Extract every line that contains the word "Fewral".

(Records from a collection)
-----
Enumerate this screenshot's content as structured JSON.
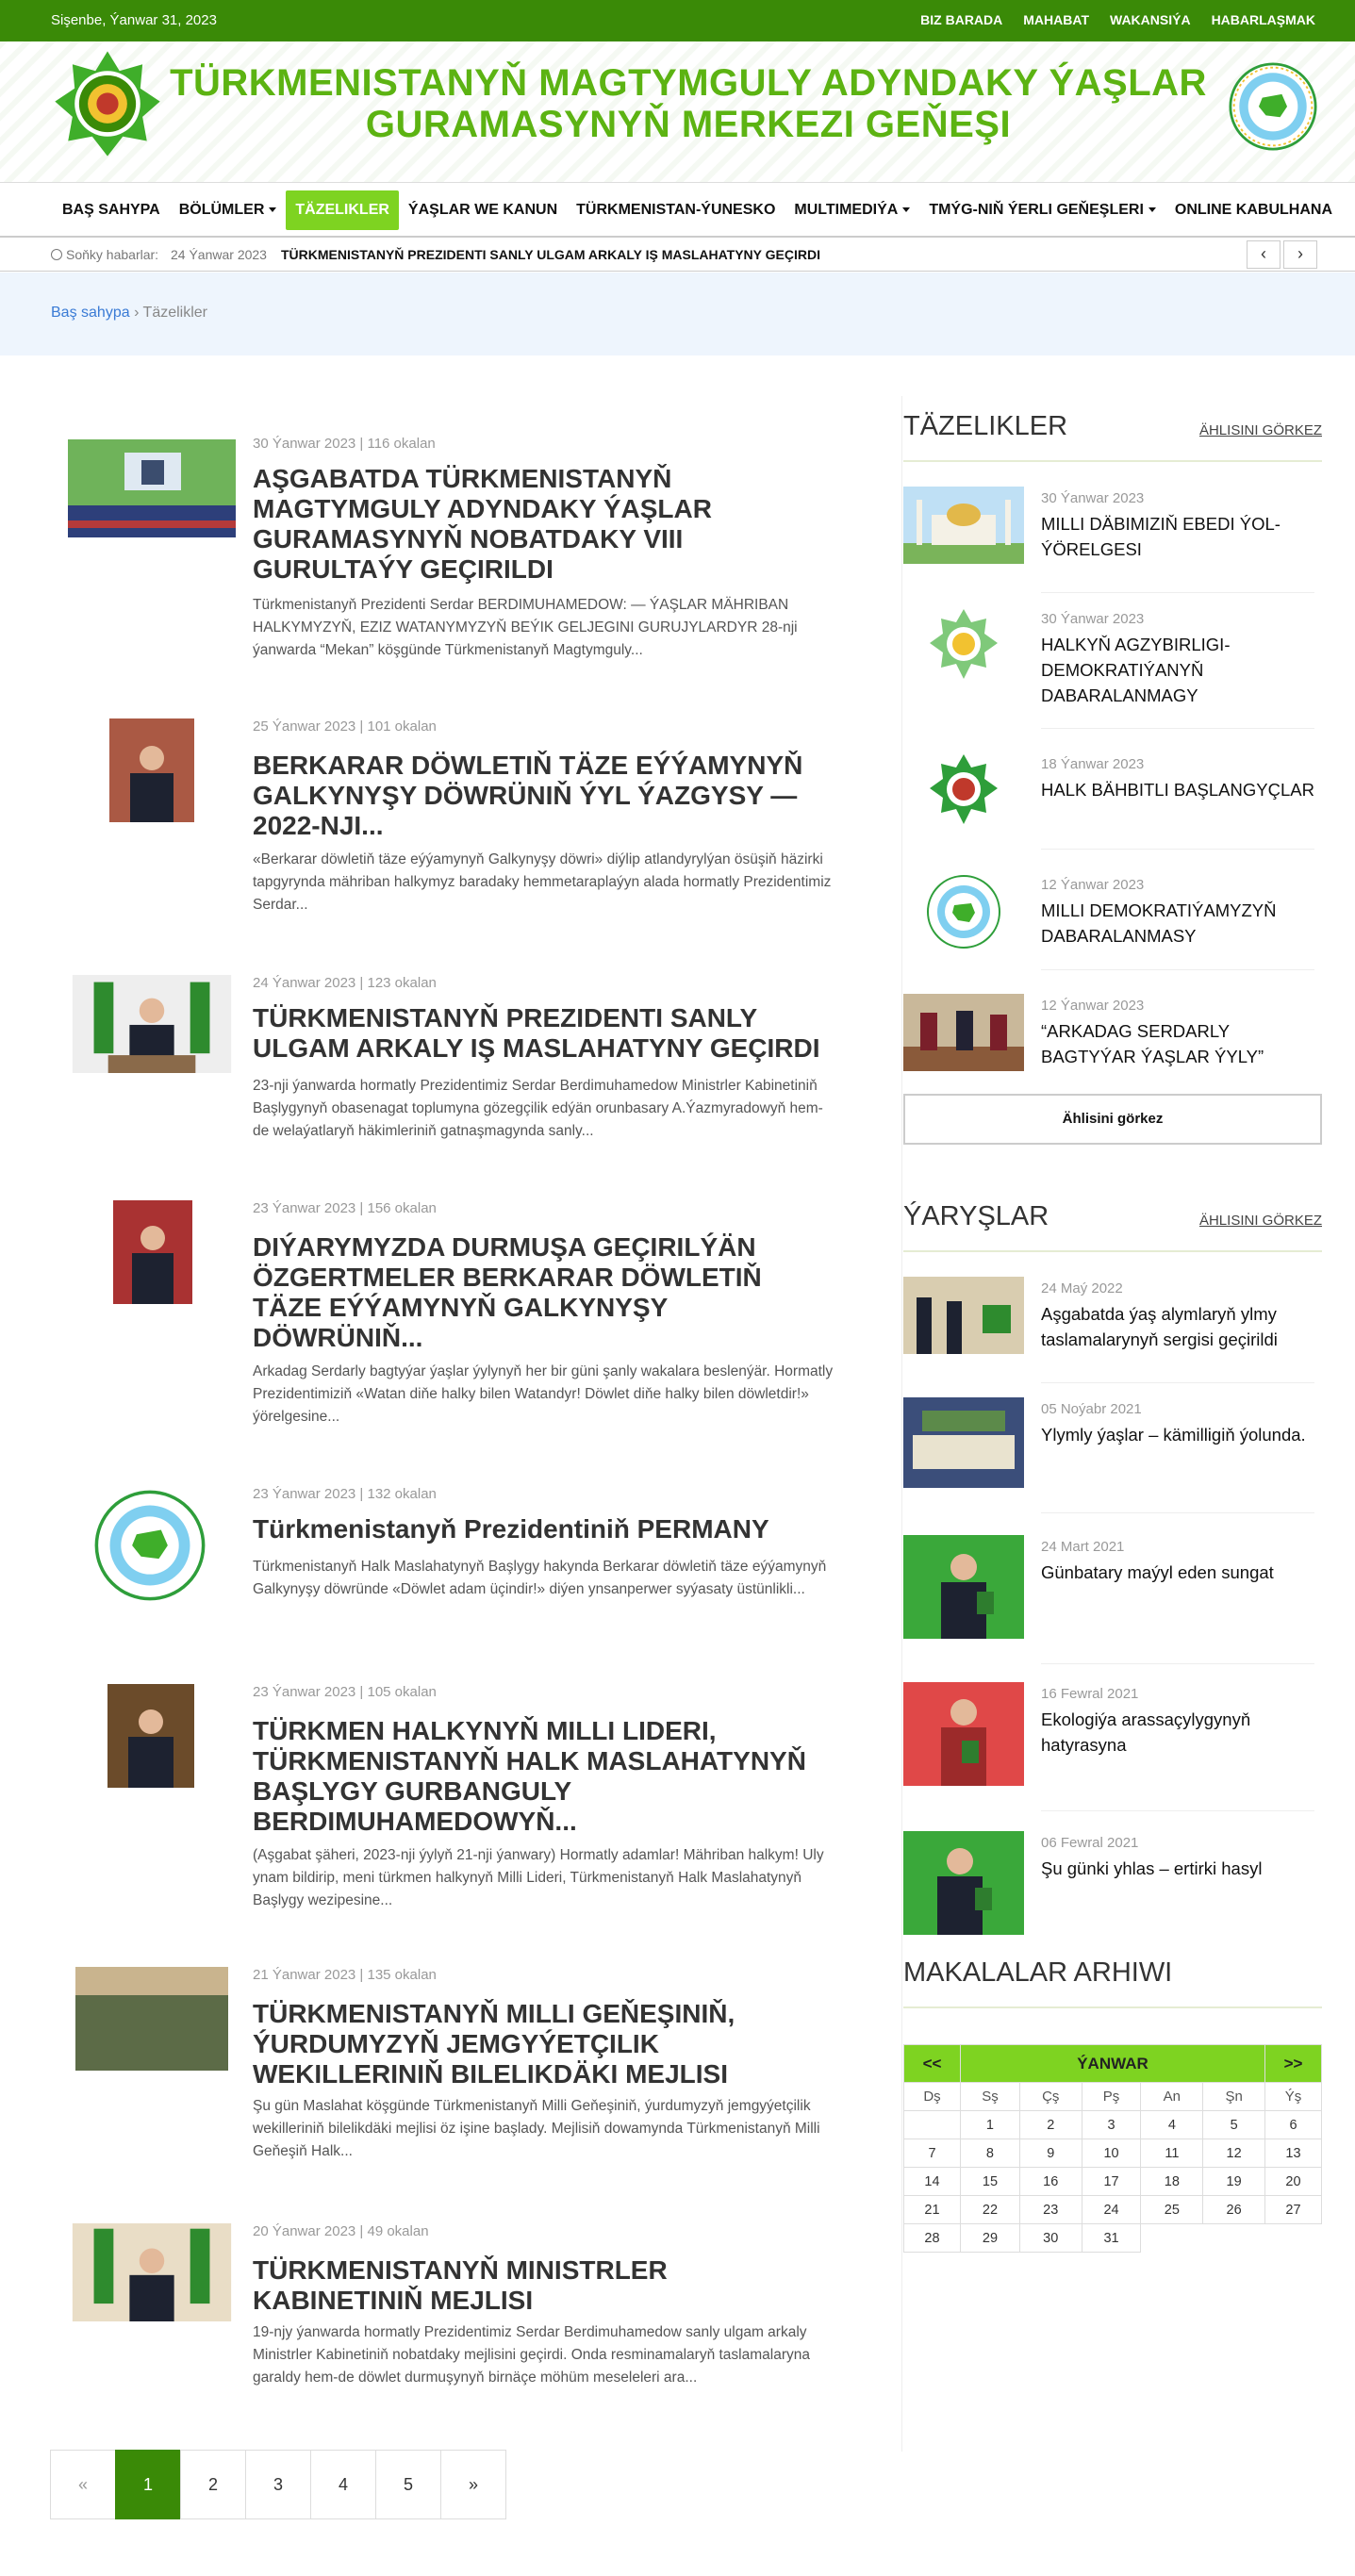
{
  "topbar": {
    "date": "Sişenbe, Ýanwar 31, 2023",
    "links": [
      "BIZ BARADA",
      "MAHABAT",
      "WAKANSIÝA",
      "HABARLAŞMAK"
    ]
  },
  "header": {
    "title_line1": "TÜRKMENISTANYŇ MAGTYMGULY ADYNDAKY ÝAŞLAR",
    "title_line2": "GURAMASYNYŇ MERKEZI GEŇEŞI",
    "logo_left_icon": "star-emblem-icon",
    "logo_right_icon": "round-seal-icon",
    "brand_color": "#5cb312"
  },
  "nav": {
    "items": [
      {
        "label": "BAŞ SAHYPA",
        "dropdown": false
      },
      {
        "label": "BÖLÜMLER",
        "dropdown": true
      },
      {
        "label": "TÄZELIKLER",
        "dropdown": false,
        "active": true
      },
      {
        "label": "ÝAŞLAR WE KANUN",
        "dropdown": false
      },
      {
        "label": "TÜRKMENISTAN-ÝUNESKO",
        "dropdown": false
      },
      {
        "label": "MULTIMEDIÝA",
        "dropdown": true
      },
      {
        "label": "TMÝG-NIŇ ÝERLI GEŇEŞLERI",
        "dropdown": true
      },
      {
        "label": "ONLINE KABULHANA",
        "dropdown": false
      }
    ]
  },
  "ticker": {
    "label": "Soňky habarlar:",
    "date": "24 Ýanwar 2023",
    "text": "TÜRKMENISTANYŇ PREZIDENTI SANLY ULGAM ARKALY IŞ MASLAHATYNY GEÇIRDI",
    "prev_icon": "chevron-left-icon",
    "next_icon": "chevron-right-icon"
  },
  "breadcrumb": {
    "home": "Baş sahypa",
    "separator": "›",
    "current": "Täzelikler"
  },
  "articles": [
    {
      "meta": "30 Ýanwar 2023 | 116 okalan",
      "title": "AŞGABATDA TÜRKMENISTANYŇ MAGTYMGULY ADYNDAKY ÝAŞLAR GURAMASYNYŇ NOBATDAKY VIII GURULTAÝY GEÇIRILDI",
      "excerpt": "Türkmenistanyň Prezidenti Serdar BERDIMUHAMEDOW: — ÝAŞLAR MÄHRIBAN HALKYMYZYŇ, EZIZ WATANYMYZYŇ BEÝIK GELJEGINI GURUJYLARDYR   28-nji ýanwarda “Mekan” köşgünde Türkmenistanyň Magtymguly..."
    },
    {
      "meta": "25 Ýanwar 2023 | 101 okalan",
      "title": "BERKARAR DÖWLETIŇ TÄZE EÝÝAMYNYŇ GALKYNYŞY DÖWRÜNIŇ ÝYL ÝAZGYSY — 2022-NJI...",
      "excerpt": "«Berkarar döwletiň täze eýýamynyň Galkynyşy döwri» diýlip atlandyrylýan ösüşiň häzirki tapgyrynda mähriban halkymyz baradaky hemmetaraplaýyn alada hormatly Prezidentimiz Serdar..."
    },
    {
      "meta": "24 Ýanwar 2023 | 123 okalan",
      "title": "TÜRKMENISTANYŇ PREZIDENTI SANLY ULGAM ARKALY IŞ MASLAHATYNY GEÇIRDI",
      "excerpt": "23-nji ýanwarda hormatly Prezidentimiz Serdar Berdimuhamedow Ministrler Kabinetiniň Başlygynyň obasenagat toplumyna gözegçilik edýän orunbasary A.Ýazmyradowyň hem-de welaýatlaryň häkimleriniň gatnaşmagynda sanly..."
    },
    {
      "meta": "23 Ýanwar 2023 | 156 okalan",
      "title": "DIÝARYMYZDA DURMUŞA GEÇIRILÝÄN ÖZGERTMELER BERKARAR DÖWLETIŇ TÄZE EÝÝAMYNYŇ GALKYNYŞY DÖWRÜNIŇ...",
      "excerpt": "Arkadag Serdarly bagtyýar ýaşlar ýylynyň her bir güni şanly wakalara beslenýär. Hormatly Prezidentimiziň «Watan diňe halky bilen Watandyr! Döwlet diňe halky bilen döwletdir!» ýörelgesine..."
    },
    {
      "meta": "23 Ýanwar 2023 | 132 okalan",
      "title": "Türkmenistanyň Prezidentiniň PERMANY",
      "excerpt": "Türkmenistanyň Halk Maslahatynyň Başlygy hakynda Berkarar döwletiň täze eýýamynyň Galkynyşy döwründe «Döwlet adam üçindir!» diýen ynsanperwer syýasaty üstünlikli..."
    },
    {
      "meta": "23 Ýanwar 2023 | 105 okalan",
      "title": "TÜRKMEN HALKYNYŇ MILLI LIDERI, TÜRKMENISTANYŇ HALK MASLAHATYNYŇ BAŞLYGY GURBANGULY BERDIMUHAMEDOWYŇ...",
      "excerpt": "(Aşgabat şäheri, 2023-nji ýylyň 21-nji ýanwary)   Hormatly adamlar! Mähriban halkym! Uly ynam bildirip, meni türkmen halkynyň Milli Lideri, Türkmenistanyň Halk Maslahatynyň Başlygy wezipesine..."
    },
    {
      "meta": "21 Ýanwar 2023 | 135 okalan",
      "title": "TÜRKMENISTANYŇ MILLI GEŇEŞINIŇ, ÝURDUMYZYŇ JEMGYÝETÇILIK WEKILLERINIŇ BILELIKDÄKI MEJLISI",
      "excerpt": "Şu gün Maslahat köşgünde Türkmenistanyň Milli Geňeşiniň, ýurdumyzyň jemgyýetçilik wekilleriniň bilelikdäki mejlisi öz işine başlady. Mejlisiň dowamynda Türkmenistanyň Milli Geňeşiň Halk..."
    },
    {
      "meta": "20 Ýanwar 2023 | 49 okalan",
      "title": "TÜRKMENISTANYŇ MINISTRLER KABINETINIŇ MEJLISI",
      "excerpt": "19-njy ýanwarda hormatly Prezidentimiz Serdar Berdimuhamedow sanly ulgam arkaly Ministrler Kabinetiniň nobatdaky mejlisini geçirdi. Onda resminamalaryň taslamalaryna garaldy hem-de döwlet durmuşynyň birnäçe möhüm meseleleri ara..."
    }
  ],
  "pagination": {
    "prev": "«",
    "pages": [
      "1",
      "2",
      "3",
      "4",
      "5"
    ],
    "current": "1",
    "next": "»"
  },
  "sidebar": {
    "news": {
      "heading": "TÄZELIKLER",
      "more": "ÄHLISINI GÖRKEZ",
      "items": [
        {
          "date": "30 Ýanwar 2023",
          "title": "MILLI DÄBIMIZIŇ EBEDI ÝOL-ÝÖRELGESI"
        },
        {
          "date": "30 Ýanwar 2023",
          "title": "HALKYŇ AGZYBIRLIGI-DEMOKRATIÝANYŇ DABARALANMAGY"
        },
        {
          "date": "18 Ýanwar 2023",
          "title": "HALK BÄHBITLI BAŞLANGYÇLAR"
        },
        {
          "date": "12 Ýanwar 2023",
          "title": "MILLI DEMOKRATIÝAMYZYŇ DABARALANMASY"
        },
        {
          "date": "12 Ýanwar 2023",
          "title": "“ARKADAG SERDARLY BAGTYÝAR ÝAŞLAR ÝYLY”"
        }
      ],
      "view_all": "Ählisini görkez"
    },
    "contests": {
      "heading": "ÝARYŞLAR",
      "more": "ÄHLISINI GÖRKEZ",
      "items": [
        {
          "date": "24 Maý 2022",
          "title": "Aşgabatda ýaş alymlaryň ylmy taslamalarynyň sergisi geçirildi"
        },
        {
          "date": "05 Noýabr 2021",
          "title": "Ylymly ýaşlar – kämilligiň ýolunda."
        },
        {
          "date": "24 Mart 2021",
          "title": "Günbatary maýyl eden sungat"
        },
        {
          "date": "16 Fewral 2021",
          "title": "Ekologiýa arassaçylygynyň hatyrasyna"
        },
        {
          "date": "06 Fewral 2021",
          "title": "Şu günki yhlas – ertirki hasyl"
        }
      ]
    },
    "archive": {
      "heading": "MAKALALAR ARHIWI",
      "prev": "<<",
      "month": "ÝANWAR",
      "next": ">>",
      "weekdays": [
        "Dş",
        "Sş",
        "Çş",
        "Pş",
        "An",
        "Şn",
        "Ýş"
      ],
      "weeks": [
        [
          "",
          "1",
          "2",
          "3",
          "4",
          "5",
          "6"
        ],
        [
          "7",
          "8",
          "9",
          "10",
          "11",
          "12",
          "13"
        ],
        [
          "14",
          "15",
          "16",
          "17",
          "18",
          "19",
          "20"
        ],
        [
          "21",
          "22",
          "23",
          "24",
          "25",
          "26",
          "27"
        ],
        [
          "28",
          "29",
          "30",
          "31",
          "",
          "",
          ""
        ]
      ]
    }
  }
}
-----
__Task answer__
          "date": "16 Fewral 2021",
          "date": "06 Fewral 2021",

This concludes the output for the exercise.